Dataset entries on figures
● ● ● ● ●
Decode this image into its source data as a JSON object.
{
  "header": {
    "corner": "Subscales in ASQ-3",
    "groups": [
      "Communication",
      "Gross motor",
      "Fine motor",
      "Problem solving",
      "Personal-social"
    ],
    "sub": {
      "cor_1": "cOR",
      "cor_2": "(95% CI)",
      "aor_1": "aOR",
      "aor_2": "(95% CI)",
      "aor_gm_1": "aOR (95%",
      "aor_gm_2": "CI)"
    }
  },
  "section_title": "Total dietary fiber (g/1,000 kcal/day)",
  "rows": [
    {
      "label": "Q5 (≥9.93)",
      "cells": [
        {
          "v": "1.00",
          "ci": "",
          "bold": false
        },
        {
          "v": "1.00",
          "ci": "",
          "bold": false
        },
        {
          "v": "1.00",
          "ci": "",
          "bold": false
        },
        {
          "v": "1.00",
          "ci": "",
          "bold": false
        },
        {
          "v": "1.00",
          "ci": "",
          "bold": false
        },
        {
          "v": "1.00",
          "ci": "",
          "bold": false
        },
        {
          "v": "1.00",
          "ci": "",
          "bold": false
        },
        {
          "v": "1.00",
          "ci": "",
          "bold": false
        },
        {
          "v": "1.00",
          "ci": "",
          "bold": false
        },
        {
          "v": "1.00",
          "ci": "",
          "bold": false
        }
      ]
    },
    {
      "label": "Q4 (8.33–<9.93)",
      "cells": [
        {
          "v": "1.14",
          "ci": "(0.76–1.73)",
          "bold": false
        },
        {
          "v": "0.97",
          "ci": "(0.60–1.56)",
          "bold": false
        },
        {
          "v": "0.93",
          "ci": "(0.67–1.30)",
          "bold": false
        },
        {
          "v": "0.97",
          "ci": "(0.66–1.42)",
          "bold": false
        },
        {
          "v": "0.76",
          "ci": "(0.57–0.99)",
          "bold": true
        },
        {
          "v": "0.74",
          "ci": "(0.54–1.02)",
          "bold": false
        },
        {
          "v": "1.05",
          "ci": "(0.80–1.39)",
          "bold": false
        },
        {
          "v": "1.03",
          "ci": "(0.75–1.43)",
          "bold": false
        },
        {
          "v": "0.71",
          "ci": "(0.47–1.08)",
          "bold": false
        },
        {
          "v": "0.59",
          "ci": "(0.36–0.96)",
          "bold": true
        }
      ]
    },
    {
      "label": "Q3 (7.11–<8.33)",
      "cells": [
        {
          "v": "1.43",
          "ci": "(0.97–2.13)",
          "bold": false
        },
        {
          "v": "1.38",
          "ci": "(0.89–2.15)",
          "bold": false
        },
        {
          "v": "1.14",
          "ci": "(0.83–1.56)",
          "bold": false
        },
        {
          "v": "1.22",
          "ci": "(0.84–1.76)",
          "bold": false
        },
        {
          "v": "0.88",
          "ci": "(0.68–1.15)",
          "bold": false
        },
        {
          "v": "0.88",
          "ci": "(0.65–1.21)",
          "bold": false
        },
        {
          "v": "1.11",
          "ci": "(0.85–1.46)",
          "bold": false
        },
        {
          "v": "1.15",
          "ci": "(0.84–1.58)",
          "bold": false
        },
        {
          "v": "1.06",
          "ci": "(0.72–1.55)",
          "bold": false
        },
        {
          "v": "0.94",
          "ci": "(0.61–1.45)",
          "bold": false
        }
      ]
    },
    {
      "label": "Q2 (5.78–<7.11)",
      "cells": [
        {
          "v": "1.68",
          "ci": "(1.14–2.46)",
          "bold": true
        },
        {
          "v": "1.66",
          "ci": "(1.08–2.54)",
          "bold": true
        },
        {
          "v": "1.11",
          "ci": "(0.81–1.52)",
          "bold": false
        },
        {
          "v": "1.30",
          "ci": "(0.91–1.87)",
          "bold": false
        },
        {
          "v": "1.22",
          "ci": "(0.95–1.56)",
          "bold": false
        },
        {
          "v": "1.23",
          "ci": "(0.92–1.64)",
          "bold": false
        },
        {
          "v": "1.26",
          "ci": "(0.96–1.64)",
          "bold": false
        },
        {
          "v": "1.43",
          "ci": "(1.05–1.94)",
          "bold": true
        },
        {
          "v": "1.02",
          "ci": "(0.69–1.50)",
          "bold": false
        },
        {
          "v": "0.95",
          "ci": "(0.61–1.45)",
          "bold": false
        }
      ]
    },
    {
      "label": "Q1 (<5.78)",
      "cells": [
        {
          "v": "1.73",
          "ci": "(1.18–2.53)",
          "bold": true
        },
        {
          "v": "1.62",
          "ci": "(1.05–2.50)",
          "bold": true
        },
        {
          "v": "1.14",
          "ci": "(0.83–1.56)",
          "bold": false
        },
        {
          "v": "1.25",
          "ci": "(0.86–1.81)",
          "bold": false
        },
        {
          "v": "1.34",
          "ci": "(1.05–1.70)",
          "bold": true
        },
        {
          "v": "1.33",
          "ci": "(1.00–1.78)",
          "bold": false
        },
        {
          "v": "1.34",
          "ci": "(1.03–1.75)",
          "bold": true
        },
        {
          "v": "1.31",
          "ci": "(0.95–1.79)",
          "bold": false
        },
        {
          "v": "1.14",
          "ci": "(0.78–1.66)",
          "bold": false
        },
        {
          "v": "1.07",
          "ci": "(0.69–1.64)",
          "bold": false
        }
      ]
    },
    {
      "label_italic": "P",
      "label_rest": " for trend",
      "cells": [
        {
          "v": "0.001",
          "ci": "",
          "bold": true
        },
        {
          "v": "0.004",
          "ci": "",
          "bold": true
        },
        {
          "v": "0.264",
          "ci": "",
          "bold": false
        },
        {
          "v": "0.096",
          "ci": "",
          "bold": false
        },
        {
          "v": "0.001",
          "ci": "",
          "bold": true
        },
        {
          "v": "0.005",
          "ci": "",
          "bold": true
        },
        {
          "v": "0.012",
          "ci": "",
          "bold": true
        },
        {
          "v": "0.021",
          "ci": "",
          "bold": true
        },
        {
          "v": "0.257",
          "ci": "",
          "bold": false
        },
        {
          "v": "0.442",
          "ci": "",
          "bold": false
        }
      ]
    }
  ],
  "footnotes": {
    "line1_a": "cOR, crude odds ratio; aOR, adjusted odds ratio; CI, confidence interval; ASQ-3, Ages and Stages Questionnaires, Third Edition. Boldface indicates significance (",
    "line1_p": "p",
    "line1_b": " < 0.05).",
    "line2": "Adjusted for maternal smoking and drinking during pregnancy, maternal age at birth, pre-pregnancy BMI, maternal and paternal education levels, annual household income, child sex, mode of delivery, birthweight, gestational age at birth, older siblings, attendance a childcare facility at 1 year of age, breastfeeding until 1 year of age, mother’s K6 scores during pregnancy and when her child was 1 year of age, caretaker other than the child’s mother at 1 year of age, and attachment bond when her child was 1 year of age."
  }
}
● ● ● ● ●
▶ [WHAT IS NEEDED] Print the listing above in full, exactly as it is.

▶ [RESULT FOR THIS TASK]
Decode this image into its source data as a JSON object.
{
  "header": {
    "corner": "Subscales in ASQ-3",
    "groups": [
      "Communication",
      "Gross motor",
      "Fine motor",
      "Problem solving",
      "Personal-social"
    ],
    "sub": {
      "cor_1": "cOR",
      "cor_2": "(95% CI)",
      "aor_1": "aOR",
      "aor_2": "(95% CI)",
      "aor_gm_1": "aOR (95%",
      "aor_gm_2": "CI)"
    }
  },
  "section_title": "Total dietary fiber (g/1,000 kcal/day)",
  "rows": [
    {
      "label": "Q5 (≥9.93)",
      "cells": [
        {
          "v": "1.00",
          "ci": "",
          "bold": false
        },
        {
          "v": "1.00",
          "ci": "",
          "bold": false
        },
        {
          "v": "1.00",
          "ci": "",
          "bold": false
        },
        {
          "v": "1.00",
          "ci": "",
          "bold": false
        },
        {
          "v": "1.00",
          "ci": "",
          "bold": false
        },
        {
          "v": "1.00",
          "ci": "",
          "bold": false
        },
        {
          "v": "1.00",
          "ci": "",
          "bold": false
        },
        {
          "v": "1.00",
          "ci": "",
          "bold": false
        },
        {
          "v": "1.00",
          "ci": "",
          "bold": false
        },
        {
          "v": "1.00",
          "ci": "",
          "bold": false
        }
      ]
    },
    {
      "label": "Q4 (8.33–<9.93)",
      "cells": [
        {
          "v": "1.14",
          "ci": "(0.76–1.73)",
          "bold": false
        },
        {
          "v": "0.97",
          "ci": "(0.60–1.56)",
          "bold": false
        },
        {
          "v": "0.93",
          "ci": "(0.67–1.30)",
          "bold": false
        },
        {
          "v": "0.97",
          "ci": "(0.66–1.42)",
          "bold": false
        },
        {
          "v": "0.76",
          "ci": "(0.57–0.99)",
          "bold": true
        },
        {
          "v": "0.74",
          "ci": "(0.54–1.02)",
          "bold": false
        },
        {
          "v": "1.05",
          "ci": "(0.80–1.39)",
          "bold": false
        },
        {
          "v": "1.03",
          "ci": "(0.75–1.43)",
          "bold": false
        },
        {
          "v": "0.71",
          "ci": "(0.47–1.08)",
          "bold": false
        },
        {
          "v": "0.59",
          "ci": "(0.36–0.96)",
          "bold": true
        }
      ]
    },
    {
      "label": "Q3 (7.11–<8.33)",
      "cells": [
        {
          "v": "1.43",
          "ci": "(0.97–2.13)",
          "bold": false
        },
        {
          "v": "1.38",
          "ci": "(0.89–2.15)",
          "bold": false
        },
        {
          "v": "1.14",
          "ci": "(0.83–1.56)",
          "bold": false
        },
        {
          "v": "1.22",
          "ci": "(0.84–1.76)",
          "bold": false
        },
        {
          "v": "0.88",
          "ci": "(0.68–1.15)",
          "bold": false
        },
        {
          "v": "0.88",
          "ci": "(0.65–1.21)",
          "bold": false
        },
        {
          "v": "1.11",
          "ci": "(0.85–1.46)",
          "bold": false
        },
        {
          "v": "1.15",
          "ci": "(0.84–1.58)",
          "bold": false
        },
        {
          "v": "1.06",
          "ci": "(0.72–1.55)",
          "bold": false
        },
        {
          "v": "0.94",
          "ci": "(0.61–1.45)",
          "bold": false
        }
      ]
    },
    {
      "label": "Q2 (5.78–<7.11)",
      "cells": [
        {
          "v": "1.68",
          "ci": "(1.14–2.46)",
          "bold": true
        },
        {
          "v": "1.66",
          "ci": "(1.08–2.54)",
          "bold": true
        },
        {
          "v": "1.11",
          "ci": "(0.81–1.52)",
          "bold": false
        },
        {
          "v": "1.30",
          "ci": "(0.91–1.87)",
          "bold": false
        },
        {
          "v": "1.22",
          "ci": "(0.95–1.56)",
          "bold": false
        },
        {
          "v": "1.23",
          "ci": "(0.92–1.64)",
          "bold": false
        },
        {
          "v": "1.26",
          "ci": "(0.96–1.64)",
          "bold": false
        },
        {
          "v": "1.43",
          "ci": "(1.05–1.94)",
          "bold": true
        },
        {
          "v": "1.02",
          "ci": "(0.69–1.50)",
          "bold": false
        },
        {
          "v": "0.95",
          "ci": "(0.61–1.45)",
          "bold": false
        }
      ]
    },
    {
      "label": "Q1 (<5.78)",
      "cells": [
        {
          "v": "1.73",
          "ci": "(1.18–2.53)",
          "bold": true
        },
        {
          "v": "1.62",
          "ci": "(1.05–2.50)",
          "bold": true
        },
        {
          "v": "1.14",
          "ci": "(0.83–1.56)",
          "bold": false
        },
        {
          "v": "1.25",
          "ci": "(0.86–1.81)",
          "bold": false
        },
        {
          "v": "1.34",
          "ci": "(1.05–1.70)",
          "bold": true
        },
        {
          "v": "1.33",
          "ci": "(1.00–1.78)",
          "bold": false
        },
        {
          "v": "1.34",
          "ci": "(1.03–1.75)",
          "bold": true
        },
        {
          "v": "1.31",
          "ci": "(0.95–1.79)",
          "bold": false
        },
        {
          "v": "1.14",
          "ci": "(0.78–1.66)",
          "bold": false
        },
        {
          "v": "1.07",
          "ci": "(0.69–1.64)",
          "bold": false
        }
      ]
    },
    {
      "label_italic": "P",
      "label_rest": " for trend",
      "cells": [
        {
          "v": "0.001",
          "ci": "",
          "bold": true
        },
        {
          "v": "0.004",
          "ci": "",
          "bold": true
        },
        {
          "v": "0.264",
          "ci": "",
          "bold": false
        },
        {
          "v": "0.096",
          "ci": "",
          "bold": false
        },
        {
          "v": "0.001",
          "ci": "",
          "bold": true
        },
        {
          "v": "0.005",
          "ci": "",
          "bold": true
        },
        {
          "v": "0.012",
          "ci": "",
          "bold": true
        },
        {
          "v": "0.021",
          "ci": "",
          "bold": true
        },
        {
          "v": "0.257",
          "ci": "",
          "bold": false
        },
        {
          "v": "0.442",
          "ci": "",
          "bold": false
        }
      ]
    }
  ],
  "footnotes": {
    "line1_a": "cOR, crude odds ratio; aOR, adjusted odds ratio; CI, confidence interval; ASQ-3, Ages and Stages Questionnaires, Third Edition. Boldface indicates significance (",
    "line1_p": "p",
    "line1_b": " < 0.05).",
    "line2": "Adjusted for maternal smoking and drinking during pregnancy, maternal age at birth, pre-pregnancy BMI, maternal and paternal education levels, annual household income, child sex, mode of delivery, birthweight, gestational age at birth, older siblings, attendance a childcare facility at 1 year of age, breastfeeding until 1 year of age, mother’s K6 scores during pregnancy and when her child was 1 year of age, caretaker other than the child’s mother at 1 year of age, and attachment bond when her child was 1 year of age."
  }
}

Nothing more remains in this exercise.